→ **DATASET RECORDS**:

# # # # #

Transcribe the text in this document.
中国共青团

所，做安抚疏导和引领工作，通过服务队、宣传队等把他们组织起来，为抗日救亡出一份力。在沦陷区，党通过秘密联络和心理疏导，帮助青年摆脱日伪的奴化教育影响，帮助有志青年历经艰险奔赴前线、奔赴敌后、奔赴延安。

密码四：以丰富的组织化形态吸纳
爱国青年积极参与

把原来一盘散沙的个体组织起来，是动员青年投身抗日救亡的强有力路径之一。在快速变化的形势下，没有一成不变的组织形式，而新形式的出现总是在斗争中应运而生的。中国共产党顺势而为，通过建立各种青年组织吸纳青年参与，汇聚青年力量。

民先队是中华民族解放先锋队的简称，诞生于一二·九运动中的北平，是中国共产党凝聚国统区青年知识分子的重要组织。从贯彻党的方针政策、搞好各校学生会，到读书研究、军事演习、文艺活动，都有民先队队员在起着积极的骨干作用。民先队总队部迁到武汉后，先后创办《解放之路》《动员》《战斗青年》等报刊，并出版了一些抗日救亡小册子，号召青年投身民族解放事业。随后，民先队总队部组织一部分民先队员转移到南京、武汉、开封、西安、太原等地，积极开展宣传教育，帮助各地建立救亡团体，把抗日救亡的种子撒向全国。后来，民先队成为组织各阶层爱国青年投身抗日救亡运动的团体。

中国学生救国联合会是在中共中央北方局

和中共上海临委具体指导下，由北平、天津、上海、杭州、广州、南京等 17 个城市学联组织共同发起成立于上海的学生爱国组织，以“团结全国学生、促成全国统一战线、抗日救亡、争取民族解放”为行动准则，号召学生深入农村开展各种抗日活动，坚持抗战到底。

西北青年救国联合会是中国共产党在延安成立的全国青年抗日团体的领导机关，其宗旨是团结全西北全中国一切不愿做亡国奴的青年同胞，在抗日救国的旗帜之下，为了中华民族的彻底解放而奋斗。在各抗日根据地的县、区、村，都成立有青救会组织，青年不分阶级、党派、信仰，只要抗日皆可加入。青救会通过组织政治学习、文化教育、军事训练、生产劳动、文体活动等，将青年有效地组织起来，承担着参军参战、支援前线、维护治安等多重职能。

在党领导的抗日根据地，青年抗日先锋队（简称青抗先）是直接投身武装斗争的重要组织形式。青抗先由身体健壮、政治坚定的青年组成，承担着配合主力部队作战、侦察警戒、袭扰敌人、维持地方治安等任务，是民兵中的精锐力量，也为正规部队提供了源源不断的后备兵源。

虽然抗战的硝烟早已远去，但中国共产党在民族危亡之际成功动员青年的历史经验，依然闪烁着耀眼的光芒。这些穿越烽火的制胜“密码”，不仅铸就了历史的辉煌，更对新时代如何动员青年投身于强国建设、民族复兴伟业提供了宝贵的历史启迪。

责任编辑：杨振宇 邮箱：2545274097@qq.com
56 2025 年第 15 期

# # # # #

Pull out each record as written and restate it exactly.

Transcribe the text in this document.
中国共青团

所，做安抚疏导和引领工作，通过服务队、宣传队等把他们组织起来，为抗日救亡出一份力。在沦陷区，党通过秘密联络和心理疏导，帮助青年摆脱日伪的奴化教育影响，帮助有志青年历经艰险奔赴前线、奔赴敌后、奔赴延安。

密码四：以丰富的组织化形态吸纳
爱国青年积极参与

把原来一盘散沙的个体组织起来，是动员青年投身抗日救亡的强有力路径之一。在快速变化的形势下，没有一成不变的组织形式，而新形式的出现总是在斗争中应运而生的。中国共产党顺势而为，通过建立各种青年组织吸纳青年参与，汇聚青年力量。

民先队是中华民族解放先锋队的简称，诞生于一二·九运动中的北平，是中国共产党凝聚国统区青年知识分子的重要组织。从贯彻党的方针政策、搞好各校学生会，到读书研究、军事演习、文艺活动，都有民先队队员在起着积极的骨干作用。民先队总队部迁到武汉后，先后创办《解放之路》《动员》《战斗青年》等报刊，并出版了一些抗日救亡小册子，号召青年投身民族解放事业。随后，民先队总队部组织一部分民先队员转移到南京、武汉、开封、西安、太原等地，积极开展宣传教育，帮助各地建立救亡团体，把抗日救亡的种子撒向全国。后来，民先队成为组织各阶层爱国青年投身抗日救亡运动的团体。

中国学生救国联合会是在中共中央北方局

和中共上海临委具体指导下，由北平、天津、上海、杭州、广州、南京等 17 个城市学联组织共同发起成立于上海的学生爱国组织，以“团结全国学生、促成全国统一战线、抗日救亡、争取民族解放”为行动准则，号召学生深入农村开展各种抗日活动，坚持抗战到底。

西北青年救国联合会是中国共产党在延安成立的全国青年抗日团体的领导机关，其宗旨是团结全西北全中国一切不愿做亡国奴的青年同胞，在抗日救国的旗帜之下，为了中华民族的彻底解放而奋斗。在各抗日根据地的县、区、村，都成立有青救会组织，青年不分阶级、党派、信仰，只要抗日皆可加入。青救会通过组织政治学习、文化教育、军事训练、生产劳动、文体活动等，将青年有效地组织起来，承担着参军参战、支援前线、维护治安等多重职能。

在党领导的抗日根据地，青年抗日先锋队（简称青抗先）是直接投身武装斗争的重要组织形式。青抗先由身体健壮、政治坚定的青年组成，承担着配合主力部队作战、侦察警戒、袭扰敌人、维持地方治安等任务，是民兵中的精锐力量，也为正规部队提供了源源不断的后备兵源。

虽然抗战的硝烟早已远去，但中国共产党在民族危亡之际成功动员青年的历史经验，依然闪烁着耀眼的光芒。这些穿越烽火的制胜“密码”，不仅铸就了历史的辉煌，更对新时代如何动员青年投身于强国建设、民族复兴伟业提供了宝贵的历史启迪。

责任编辑：杨振宇 邮箱：2545274097@qq.com
56 2025 年第 15 期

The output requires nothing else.